## The exercise
Your answer should be a single number: the count of lines holding the word "text".

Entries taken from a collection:
-- start --
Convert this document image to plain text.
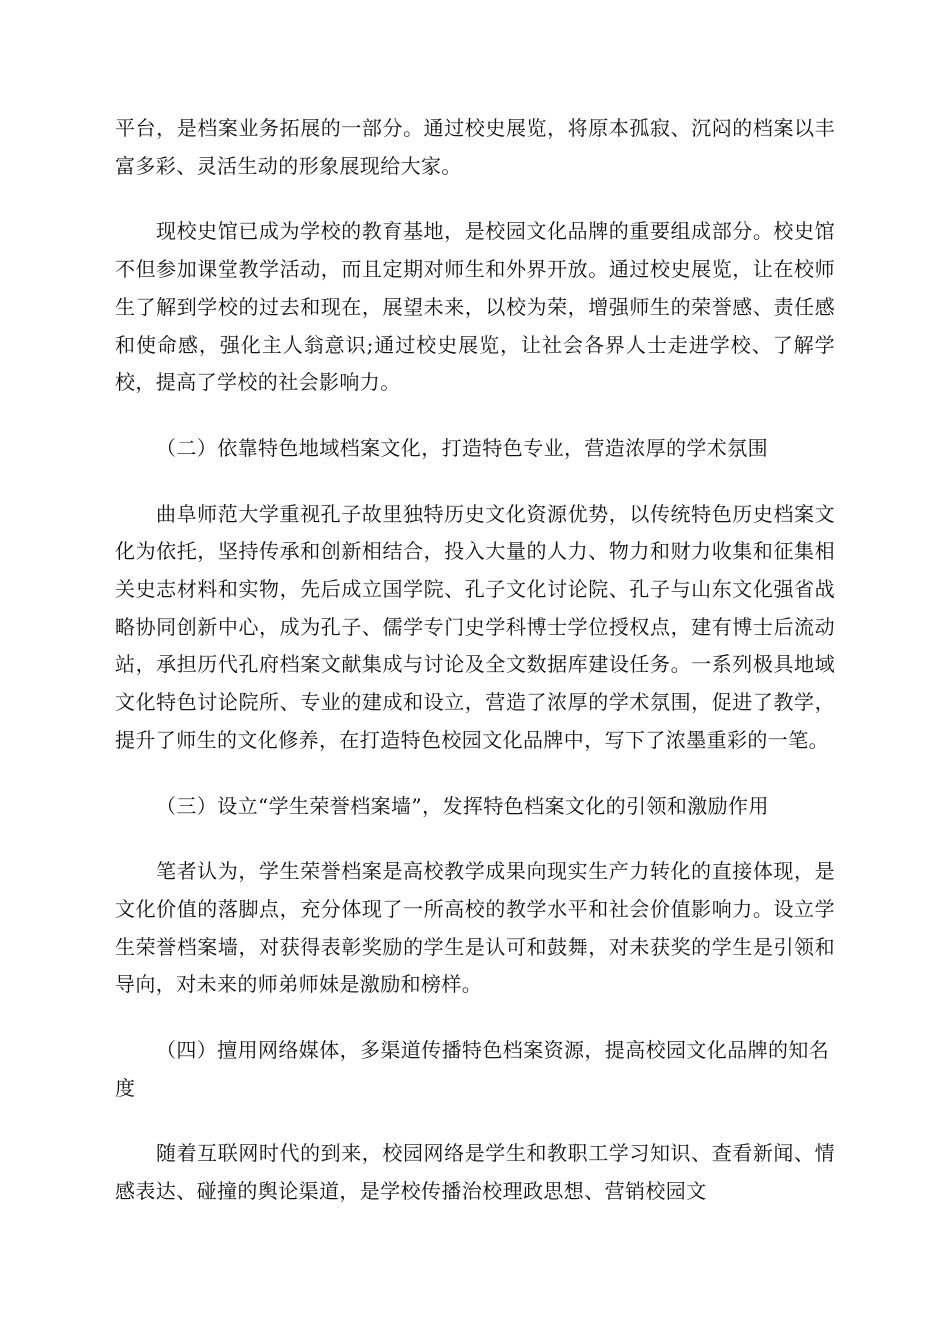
平台，是档案业务拓展的一部分。通过校史展览，将原本孤寂、沉闷的档案以丰富多彩、灵活生动的形象展现给大家。

现校史馆已成为学校的教育基地，是校园文化品牌的重要组成部分。校史馆不但参加课堂教学活动，而且定期对师生和外界开放。通过校史展览，让在校师生了解到学校的过去和现在，展望未来，以校为荣，增强师生的荣誉感、责任感和使命感，强化主人翁意识;通过校史展览，让社会各界人士走进学校、了解学校，提高了学校的社会影响力。

（二）依靠特色地域档案文化，打造特色专业，营造浓厚的学术氛围

曲阜师范大学重视孔子故里独特历史文化资源优势，以传统特色历史档案文化为依托，坚持传承和创新相结合，投入大量的人力、物力和财力收集和征集相关史志材料和实物，先后成立国学院、孔子文化讨论院、孔子与山东文化强省战略协同创新中心，成为孔子、儒学专门史学科博士学位授权点，建有博士后流动站，承担历代孔府档案文献集成与讨论及全文数据库建设任务。一系列极具地域文化特色讨论院所、专业的建成和设立，营造了浓厚的学术氛围，促进了教学，提升了师生的文化修养，在打造特色校园文化品牌中，写下了浓墨重彩的一笔。

（三）设立“学生荣誉档案墙”，发挥特色档案文化的引领和激励作用

笔者认为，学生荣誉档案是高校教学成果向现实生产力转化的直接体现，是文化价值的落脚点，充分体现了一所高校的教学水平和社会价值影响力。设立学生荣誉档案墙，对获得表彰奖励的学生是认可和鼓舞，对未获奖的学生是引领和导向，对未来的师弟师妹是激励和榜样。

（四）擅用网络媒体，多渠道传播特色档案资源，提高校园文化品牌的知名度

随着互联网时代的到来，校园网络是学生和教职工学习知识、查看新闻、情感表达、碰撞的舆论渠道，是学校传播治校理政思想、营销校园文
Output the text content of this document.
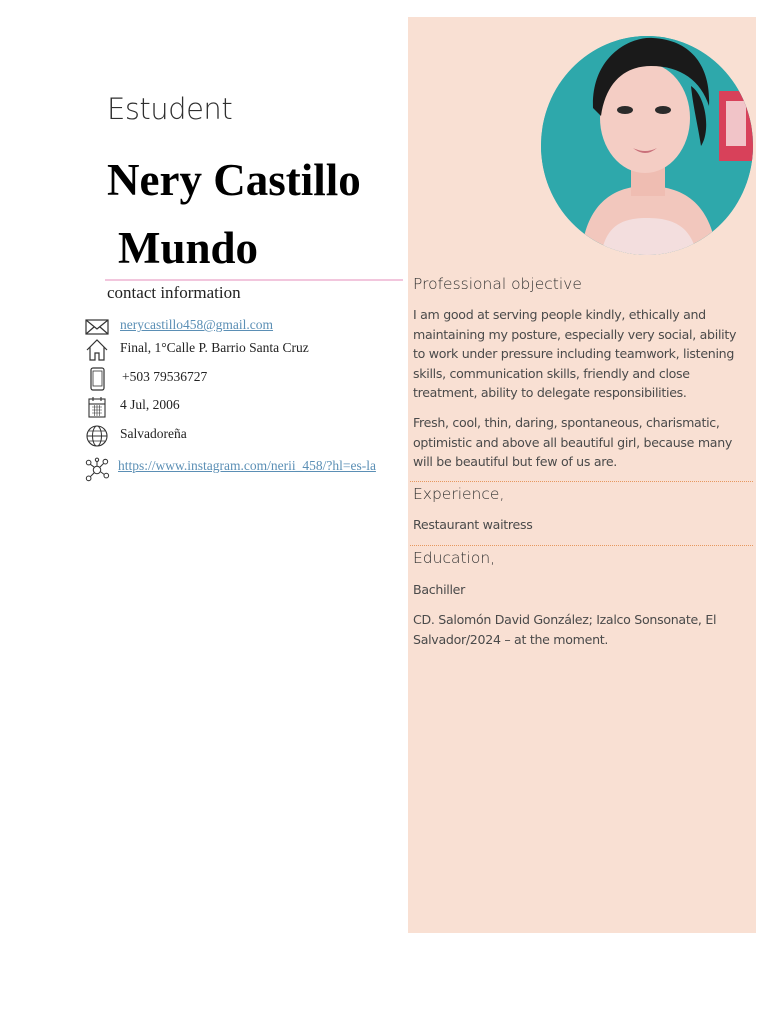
Estudent
Nery Castillo
Mundo
contact information
nerycastillo458@gmail.com
Final, 1°Calle P. Barrio Santa Cruz
+503 79536727
4 Jul, 2006
Salvadoreña
https://www.instagram.com/nerii_458/?hl=es-la
Professional objective
I am good at serving people kindly, ethically and maintaining my posture, especially very social, ability to work under pressure including teamwork, listening skills, communication skills, friendly and close treatment, ability to delegate responsibilities.
Fresh, cool, thin, daring, spontaneous, charismatic, optimistic and above all beautiful girl, because many will be beautiful but few of us are.
Experience,
Restaurant waitress
Education,
Bachiller
CD. Salomón David González; Izalco Sonsonate, El Salvador/2024 – at the moment.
-- end --
## Finished task
2